**Your task**.
Reproduce every line below verbatim, omitting the picture placeholders from your output.

**Listed entries**.
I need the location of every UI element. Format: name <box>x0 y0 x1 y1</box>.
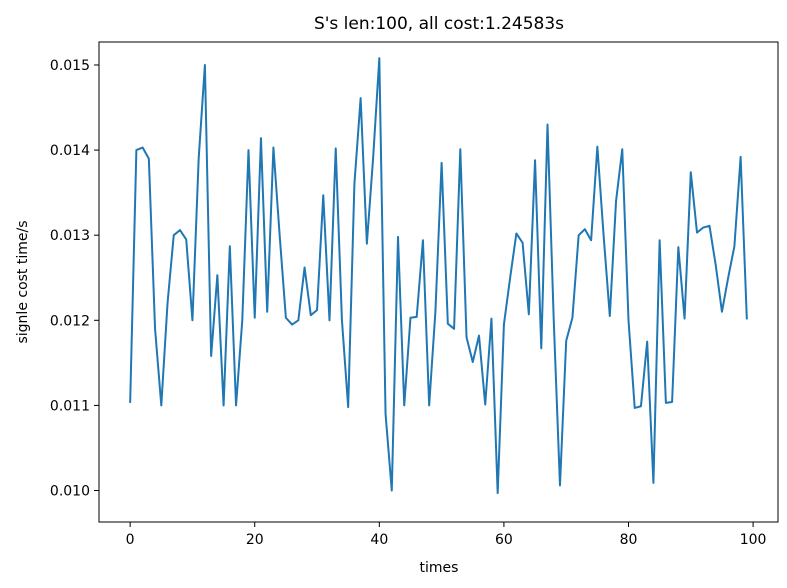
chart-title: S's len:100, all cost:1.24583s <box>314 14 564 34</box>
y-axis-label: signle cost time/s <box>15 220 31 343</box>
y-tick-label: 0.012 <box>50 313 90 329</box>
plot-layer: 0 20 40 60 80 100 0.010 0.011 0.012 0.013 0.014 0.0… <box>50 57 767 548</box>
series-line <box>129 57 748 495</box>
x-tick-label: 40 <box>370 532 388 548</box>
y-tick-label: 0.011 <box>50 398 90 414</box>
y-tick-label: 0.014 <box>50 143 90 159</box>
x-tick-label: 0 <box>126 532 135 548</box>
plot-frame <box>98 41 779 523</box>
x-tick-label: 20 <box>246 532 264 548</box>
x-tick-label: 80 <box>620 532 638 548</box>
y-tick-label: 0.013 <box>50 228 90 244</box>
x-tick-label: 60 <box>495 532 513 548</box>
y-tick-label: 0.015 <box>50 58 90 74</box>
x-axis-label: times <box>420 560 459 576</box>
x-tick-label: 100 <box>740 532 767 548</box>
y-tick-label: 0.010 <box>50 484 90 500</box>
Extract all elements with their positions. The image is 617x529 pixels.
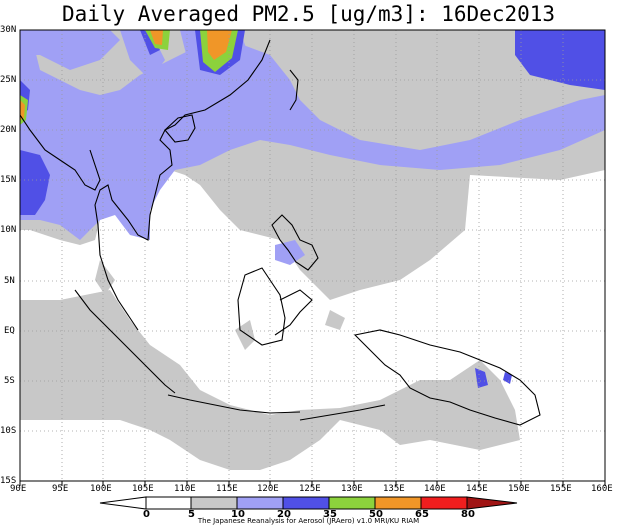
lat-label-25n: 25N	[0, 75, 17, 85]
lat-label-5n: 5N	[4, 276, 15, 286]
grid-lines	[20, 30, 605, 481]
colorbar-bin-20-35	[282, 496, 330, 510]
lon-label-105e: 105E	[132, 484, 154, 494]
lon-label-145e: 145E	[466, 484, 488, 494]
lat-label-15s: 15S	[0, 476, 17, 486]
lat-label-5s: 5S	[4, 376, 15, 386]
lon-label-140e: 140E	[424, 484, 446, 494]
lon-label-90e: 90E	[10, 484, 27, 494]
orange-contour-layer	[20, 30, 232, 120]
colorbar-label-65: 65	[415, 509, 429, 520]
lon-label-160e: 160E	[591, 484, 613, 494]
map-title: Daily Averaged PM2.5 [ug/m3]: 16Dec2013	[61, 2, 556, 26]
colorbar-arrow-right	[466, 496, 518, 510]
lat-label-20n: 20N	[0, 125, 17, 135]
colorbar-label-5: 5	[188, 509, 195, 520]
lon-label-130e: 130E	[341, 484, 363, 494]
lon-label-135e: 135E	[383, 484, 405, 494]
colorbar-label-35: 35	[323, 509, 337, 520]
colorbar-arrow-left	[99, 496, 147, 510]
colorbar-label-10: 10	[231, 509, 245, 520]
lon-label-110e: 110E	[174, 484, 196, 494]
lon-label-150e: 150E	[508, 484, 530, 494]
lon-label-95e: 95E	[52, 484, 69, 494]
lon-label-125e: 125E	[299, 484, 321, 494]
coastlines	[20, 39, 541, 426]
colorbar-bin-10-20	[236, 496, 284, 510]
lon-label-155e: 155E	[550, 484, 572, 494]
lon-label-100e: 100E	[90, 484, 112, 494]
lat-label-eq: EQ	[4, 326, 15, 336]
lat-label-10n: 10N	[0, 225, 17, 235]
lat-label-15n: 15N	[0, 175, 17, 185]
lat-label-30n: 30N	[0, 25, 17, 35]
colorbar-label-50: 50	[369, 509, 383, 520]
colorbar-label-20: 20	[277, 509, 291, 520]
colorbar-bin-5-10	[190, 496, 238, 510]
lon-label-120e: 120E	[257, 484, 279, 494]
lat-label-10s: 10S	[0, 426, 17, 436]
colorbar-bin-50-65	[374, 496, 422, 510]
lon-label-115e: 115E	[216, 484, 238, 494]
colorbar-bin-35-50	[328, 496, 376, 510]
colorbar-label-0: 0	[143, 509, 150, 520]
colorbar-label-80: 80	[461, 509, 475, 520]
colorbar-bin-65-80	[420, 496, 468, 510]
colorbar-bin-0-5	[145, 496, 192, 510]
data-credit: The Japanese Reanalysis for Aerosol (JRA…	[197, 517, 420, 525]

**Solution below**.
I need the location of every UI element. Format: name <box>x0 y0 x1 y1</box>.
chart-title: S's len:100, all cost:1.24583s <box>314 14 564 34</box>
y-axis-label: signle cost time/s <box>15 220 31 343</box>
y-tick-label: 0.012 <box>50 313 90 329</box>
plot-layer: 0 20 40 60 80 100 0.010 0.011 0.012 0.013 0.014 0.0… <box>50 57 767 548</box>
series-line <box>129 57 748 495</box>
x-tick-label: 40 <box>370 532 388 548</box>
y-tick-label: 0.011 <box>50 398 90 414</box>
y-tick-label: 0.014 <box>50 143 90 159</box>
x-tick-label: 0 <box>126 532 135 548</box>
plot-frame <box>98 41 779 523</box>
x-tick-label: 20 <box>246 532 264 548</box>
x-tick-label: 80 <box>620 532 638 548</box>
y-tick-label: 0.013 <box>50 228 90 244</box>
x-tick-label: 60 <box>495 532 513 548</box>
y-tick-label: 0.015 <box>50 58 90 74</box>
x-axis-label: times <box>420 560 459 576</box>
x-tick-label: 100 <box>740 532 767 548</box>
y-tick-label: 0.010 <box>50 484 90 500</box>
Extract all elements with their positions. The image is 617x529 pixels.
lat-label-25n: 25N	[0, 75, 17, 85]
lat-label-5n: 5N	[4, 276, 15, 286]
grid-lines	[20, 30, 605, 481]
colorbar-bin-20-35	[282, 496, 330, 510]
lon-label-105e: 105E	[132, 484, 154, 494]
lon-label-145e: 145E	[466, 484, 488, 494]
lat-label-15s: 15S	[0, 476, 17, 486]
lat-label-5s: 5S	[4, 376, 15, 386]
lon-label-140e: 140E	[424, 484, 446, 494]
lon-label-90e: 90E	[10, 484, 27, 494]
orange-contour-layer	[20, 30, 232, 120]
colorbar-label-65: 65	[415, 509, 429, 520]
lon-label-160e: 160E	[591, 484, 613, 494]
map-title: Daily Averaged PM2.5 [ug/m3]: 16Dec2013	[61, 2, 556, 26]
colorbar-arrow-right	[466, 496, 518, 510]
lat-label-20n: 20N	[0, 125, 17, 135]
colorbar-label-5: 5	[188, 509, 195, 520]
lon-label-130e: 130E	[341, 484, 363, 494]
lon-label-135e: 135E	[383, 484, 405, 494]
colorbar-label-35: 35	[323, 509, 337, 520]
colorbar-arrow-left	[99, 496, 147, 510]
colorbar-label-10: 10	[231, 509, 245, 520]
lon-label-110e: 110E	[174, 484, 196, 494]
lon-label-150e: 150E	[508, 484, 530, 494]
lon-label-95e: 95E	[52, 484, 69, 494]
lon-label-125e: 125E	[299, 484, 321, 494]
coastlines	[20, 39, 541, 426]
colorbar-bin-10-20	[236, 496, 284, 510]
lon-label-155e: 155E	[550, 484, 572, 494]
lon-label-100e: 100E	[90, 484, 112, 494]
lat-label-eq: EQ	[4, 326, 15, 336]
lat-label-10n: 10N	[0, 225, 17, 235]
lat-label-15n: 15N	[0, 175, 17, 185]
lat-label-30n: 30N	[0, 25, 17, 35]
colorbar-label-50: 50	[369, 509, 383, 520]
colorbar-label-20: 20	[277, 509, 291, 520]
colorbar-bin-5-10	[190, 496, 238, 510]
lon-label-120e: 120E	[257, 484, 279, 494]
lat-label-10s: 10S	[0, 426, 17, 436]
colorbar-bin-50-65	[374, 496, 422, 510]
lon-label-115e: 115E	[216, 484, 238, 494]
colorbar-bin-35-50	[328, 496, 376, 510]
colorbar-label-0: 0	[143, 509, 150, 520]
colorbar-label-80: 80	[461, 509, 475, 520]
colorbar-bin-65-80	[420, 496, 468, 510]
colorbar-bin-0-5	[145, 496, 192, 510]
data-credit: The Japanese Reanalysis for Aerosol (JRA…	[197, 517, 420, 525]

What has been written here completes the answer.